*Supplied data*
※

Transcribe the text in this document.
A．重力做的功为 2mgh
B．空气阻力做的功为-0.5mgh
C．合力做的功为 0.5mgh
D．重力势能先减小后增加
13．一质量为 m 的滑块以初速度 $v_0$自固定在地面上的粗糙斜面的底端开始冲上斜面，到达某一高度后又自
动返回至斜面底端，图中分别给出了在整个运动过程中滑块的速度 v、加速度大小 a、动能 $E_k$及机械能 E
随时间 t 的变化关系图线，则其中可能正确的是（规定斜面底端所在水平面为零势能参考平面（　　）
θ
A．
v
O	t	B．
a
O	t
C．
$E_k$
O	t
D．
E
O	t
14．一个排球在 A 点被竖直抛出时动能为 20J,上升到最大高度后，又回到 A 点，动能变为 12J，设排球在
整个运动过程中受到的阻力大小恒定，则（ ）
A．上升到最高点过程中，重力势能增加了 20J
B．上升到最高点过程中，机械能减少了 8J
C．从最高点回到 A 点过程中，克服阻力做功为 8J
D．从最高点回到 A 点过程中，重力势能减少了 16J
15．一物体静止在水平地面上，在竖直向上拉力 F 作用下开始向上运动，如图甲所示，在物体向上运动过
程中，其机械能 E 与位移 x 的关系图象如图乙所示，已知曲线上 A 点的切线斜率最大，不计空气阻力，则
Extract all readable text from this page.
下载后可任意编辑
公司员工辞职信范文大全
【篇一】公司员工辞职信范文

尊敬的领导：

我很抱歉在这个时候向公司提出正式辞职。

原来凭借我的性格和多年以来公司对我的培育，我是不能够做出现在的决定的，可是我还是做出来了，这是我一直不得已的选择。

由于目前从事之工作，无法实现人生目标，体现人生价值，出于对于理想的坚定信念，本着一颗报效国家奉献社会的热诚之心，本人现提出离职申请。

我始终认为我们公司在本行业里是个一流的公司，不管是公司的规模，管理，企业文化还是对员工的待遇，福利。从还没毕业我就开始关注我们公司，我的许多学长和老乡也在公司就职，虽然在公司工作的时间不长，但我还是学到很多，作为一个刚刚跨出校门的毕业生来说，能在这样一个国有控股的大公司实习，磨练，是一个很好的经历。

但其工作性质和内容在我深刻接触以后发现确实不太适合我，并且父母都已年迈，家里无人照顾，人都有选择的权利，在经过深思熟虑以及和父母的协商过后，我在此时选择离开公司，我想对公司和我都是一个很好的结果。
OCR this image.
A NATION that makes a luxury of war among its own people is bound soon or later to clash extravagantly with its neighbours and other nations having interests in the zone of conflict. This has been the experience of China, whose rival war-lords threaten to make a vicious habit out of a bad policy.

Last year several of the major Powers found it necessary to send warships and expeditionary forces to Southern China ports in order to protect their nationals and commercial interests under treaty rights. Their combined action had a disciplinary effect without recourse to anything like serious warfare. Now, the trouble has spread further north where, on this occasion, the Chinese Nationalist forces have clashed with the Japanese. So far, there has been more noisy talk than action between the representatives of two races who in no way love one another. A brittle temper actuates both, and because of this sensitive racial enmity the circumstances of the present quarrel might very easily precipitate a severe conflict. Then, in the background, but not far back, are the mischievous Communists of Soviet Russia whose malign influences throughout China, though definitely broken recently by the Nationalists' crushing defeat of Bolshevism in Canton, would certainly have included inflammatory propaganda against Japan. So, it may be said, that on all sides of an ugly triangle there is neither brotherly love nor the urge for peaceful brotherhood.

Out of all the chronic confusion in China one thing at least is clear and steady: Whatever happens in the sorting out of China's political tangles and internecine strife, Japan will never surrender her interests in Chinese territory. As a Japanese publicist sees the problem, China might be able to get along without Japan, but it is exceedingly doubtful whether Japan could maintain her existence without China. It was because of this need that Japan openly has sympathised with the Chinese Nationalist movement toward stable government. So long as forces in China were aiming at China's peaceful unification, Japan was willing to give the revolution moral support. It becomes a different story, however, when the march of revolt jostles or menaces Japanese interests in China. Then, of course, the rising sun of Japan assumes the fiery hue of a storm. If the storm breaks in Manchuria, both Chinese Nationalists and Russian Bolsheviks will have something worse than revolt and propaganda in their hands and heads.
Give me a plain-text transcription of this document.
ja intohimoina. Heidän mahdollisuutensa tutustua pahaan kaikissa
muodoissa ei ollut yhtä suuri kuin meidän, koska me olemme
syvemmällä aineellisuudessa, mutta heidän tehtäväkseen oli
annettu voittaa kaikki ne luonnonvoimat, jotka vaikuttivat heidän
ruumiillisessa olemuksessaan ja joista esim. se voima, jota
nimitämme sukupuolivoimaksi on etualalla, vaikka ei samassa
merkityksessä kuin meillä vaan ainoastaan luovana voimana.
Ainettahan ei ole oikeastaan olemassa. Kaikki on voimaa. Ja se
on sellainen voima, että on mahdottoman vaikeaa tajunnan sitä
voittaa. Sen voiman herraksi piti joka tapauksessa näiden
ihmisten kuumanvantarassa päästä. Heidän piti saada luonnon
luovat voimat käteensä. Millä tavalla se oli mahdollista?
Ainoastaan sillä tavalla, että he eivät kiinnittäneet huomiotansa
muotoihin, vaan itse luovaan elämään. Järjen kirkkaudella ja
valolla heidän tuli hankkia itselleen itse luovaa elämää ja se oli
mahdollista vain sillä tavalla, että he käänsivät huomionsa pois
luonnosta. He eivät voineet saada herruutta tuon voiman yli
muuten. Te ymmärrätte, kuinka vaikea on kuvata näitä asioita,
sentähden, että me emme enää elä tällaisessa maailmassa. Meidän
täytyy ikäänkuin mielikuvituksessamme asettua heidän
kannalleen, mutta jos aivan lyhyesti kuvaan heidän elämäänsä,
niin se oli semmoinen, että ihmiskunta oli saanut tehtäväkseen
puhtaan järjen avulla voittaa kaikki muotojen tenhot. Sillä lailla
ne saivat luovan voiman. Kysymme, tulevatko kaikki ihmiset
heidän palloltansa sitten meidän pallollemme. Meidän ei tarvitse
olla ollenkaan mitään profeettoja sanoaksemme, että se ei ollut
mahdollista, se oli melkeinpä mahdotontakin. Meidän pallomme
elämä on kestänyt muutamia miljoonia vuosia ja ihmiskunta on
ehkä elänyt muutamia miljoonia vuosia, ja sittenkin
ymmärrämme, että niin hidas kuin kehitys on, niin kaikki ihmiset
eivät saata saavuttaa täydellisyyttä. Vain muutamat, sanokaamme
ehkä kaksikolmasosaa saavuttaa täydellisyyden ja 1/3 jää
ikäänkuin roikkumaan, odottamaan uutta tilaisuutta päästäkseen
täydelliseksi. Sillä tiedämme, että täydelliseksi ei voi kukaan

※

*What the exercise asks*
Take each line of the material that contains the word "text" and list it.

*Exercise result*
Transcribe the text in this document.
Extract all readable text from this page.
Give me a plain-text transcription of this document.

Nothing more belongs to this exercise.